▶ [The request] Search the material below for the string "offshore" and list each line that holds it.

[Entries from a visual dataset]
— Begin —
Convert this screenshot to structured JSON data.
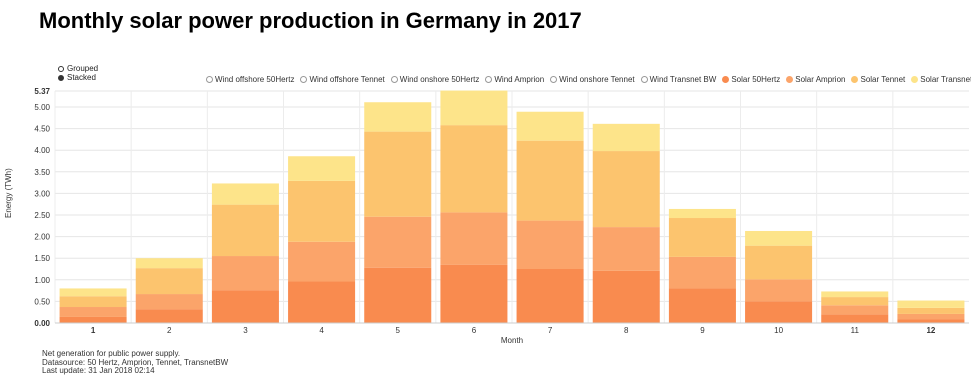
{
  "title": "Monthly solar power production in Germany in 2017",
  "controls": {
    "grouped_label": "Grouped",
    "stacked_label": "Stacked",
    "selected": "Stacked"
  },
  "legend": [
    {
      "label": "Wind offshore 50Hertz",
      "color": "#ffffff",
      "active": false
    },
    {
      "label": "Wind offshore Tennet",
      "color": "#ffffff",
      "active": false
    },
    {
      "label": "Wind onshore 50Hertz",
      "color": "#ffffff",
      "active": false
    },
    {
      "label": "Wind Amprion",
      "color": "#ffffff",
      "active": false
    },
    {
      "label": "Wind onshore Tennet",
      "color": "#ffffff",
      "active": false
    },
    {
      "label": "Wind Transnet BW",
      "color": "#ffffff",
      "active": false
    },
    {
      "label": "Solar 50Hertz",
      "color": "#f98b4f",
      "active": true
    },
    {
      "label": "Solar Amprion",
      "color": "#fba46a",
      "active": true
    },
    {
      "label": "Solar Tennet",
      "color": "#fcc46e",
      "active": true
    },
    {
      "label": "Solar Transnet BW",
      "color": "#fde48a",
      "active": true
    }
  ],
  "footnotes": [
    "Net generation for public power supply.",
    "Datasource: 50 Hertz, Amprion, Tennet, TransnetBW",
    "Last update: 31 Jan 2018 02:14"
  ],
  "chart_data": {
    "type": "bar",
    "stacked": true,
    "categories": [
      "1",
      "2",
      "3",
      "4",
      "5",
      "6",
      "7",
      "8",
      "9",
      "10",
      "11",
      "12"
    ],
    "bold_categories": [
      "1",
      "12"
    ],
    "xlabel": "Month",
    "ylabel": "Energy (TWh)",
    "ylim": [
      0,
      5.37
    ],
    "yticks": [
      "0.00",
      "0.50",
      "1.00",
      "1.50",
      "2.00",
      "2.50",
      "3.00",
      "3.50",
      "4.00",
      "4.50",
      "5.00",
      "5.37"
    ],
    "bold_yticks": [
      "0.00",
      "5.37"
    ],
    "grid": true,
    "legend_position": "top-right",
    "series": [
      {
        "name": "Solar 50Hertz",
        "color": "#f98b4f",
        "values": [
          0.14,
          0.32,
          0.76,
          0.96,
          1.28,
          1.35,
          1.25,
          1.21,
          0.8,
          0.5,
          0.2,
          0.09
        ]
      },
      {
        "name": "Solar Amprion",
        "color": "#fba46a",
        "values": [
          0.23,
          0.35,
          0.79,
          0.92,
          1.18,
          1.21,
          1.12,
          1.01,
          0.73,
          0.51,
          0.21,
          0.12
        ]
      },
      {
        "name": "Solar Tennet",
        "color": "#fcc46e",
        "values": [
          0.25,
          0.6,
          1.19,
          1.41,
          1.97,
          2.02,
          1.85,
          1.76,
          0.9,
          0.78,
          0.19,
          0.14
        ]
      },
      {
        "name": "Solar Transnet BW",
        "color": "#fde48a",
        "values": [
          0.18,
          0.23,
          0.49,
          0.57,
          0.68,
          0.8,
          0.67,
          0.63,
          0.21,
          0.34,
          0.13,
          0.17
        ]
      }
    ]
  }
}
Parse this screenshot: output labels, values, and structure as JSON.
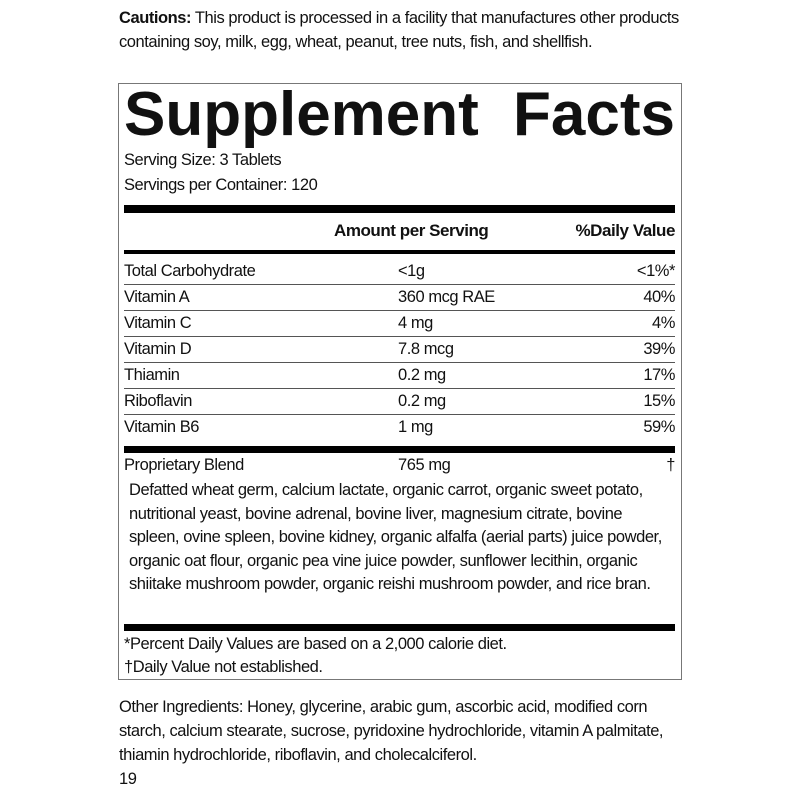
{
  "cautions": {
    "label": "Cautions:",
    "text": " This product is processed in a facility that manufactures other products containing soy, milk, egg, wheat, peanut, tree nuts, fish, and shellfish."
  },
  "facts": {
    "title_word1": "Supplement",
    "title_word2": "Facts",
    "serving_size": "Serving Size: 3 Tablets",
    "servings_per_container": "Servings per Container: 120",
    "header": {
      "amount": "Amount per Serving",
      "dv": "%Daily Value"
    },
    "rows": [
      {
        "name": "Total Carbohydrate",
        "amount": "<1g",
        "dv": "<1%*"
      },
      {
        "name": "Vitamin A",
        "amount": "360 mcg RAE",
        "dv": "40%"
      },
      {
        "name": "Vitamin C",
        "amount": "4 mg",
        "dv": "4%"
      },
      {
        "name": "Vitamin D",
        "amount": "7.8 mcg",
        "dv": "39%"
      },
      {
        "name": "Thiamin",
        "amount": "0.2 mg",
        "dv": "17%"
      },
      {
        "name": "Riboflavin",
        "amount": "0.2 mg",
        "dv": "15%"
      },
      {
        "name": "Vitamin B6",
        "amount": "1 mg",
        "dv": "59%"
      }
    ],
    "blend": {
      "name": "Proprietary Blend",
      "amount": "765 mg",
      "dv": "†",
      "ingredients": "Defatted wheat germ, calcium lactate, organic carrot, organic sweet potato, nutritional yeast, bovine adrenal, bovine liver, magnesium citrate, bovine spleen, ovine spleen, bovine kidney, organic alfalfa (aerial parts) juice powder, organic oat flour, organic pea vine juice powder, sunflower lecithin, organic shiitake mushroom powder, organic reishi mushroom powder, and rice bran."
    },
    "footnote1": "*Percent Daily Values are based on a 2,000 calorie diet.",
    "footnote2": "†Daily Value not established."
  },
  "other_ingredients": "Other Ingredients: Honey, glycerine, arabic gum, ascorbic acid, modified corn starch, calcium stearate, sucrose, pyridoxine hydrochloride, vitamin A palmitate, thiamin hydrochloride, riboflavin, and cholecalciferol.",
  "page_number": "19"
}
— End —
▶ [Answer to this problem]
      "label": "Wind offshore 50Hertz",
      "label": "Wind offshore Tennet",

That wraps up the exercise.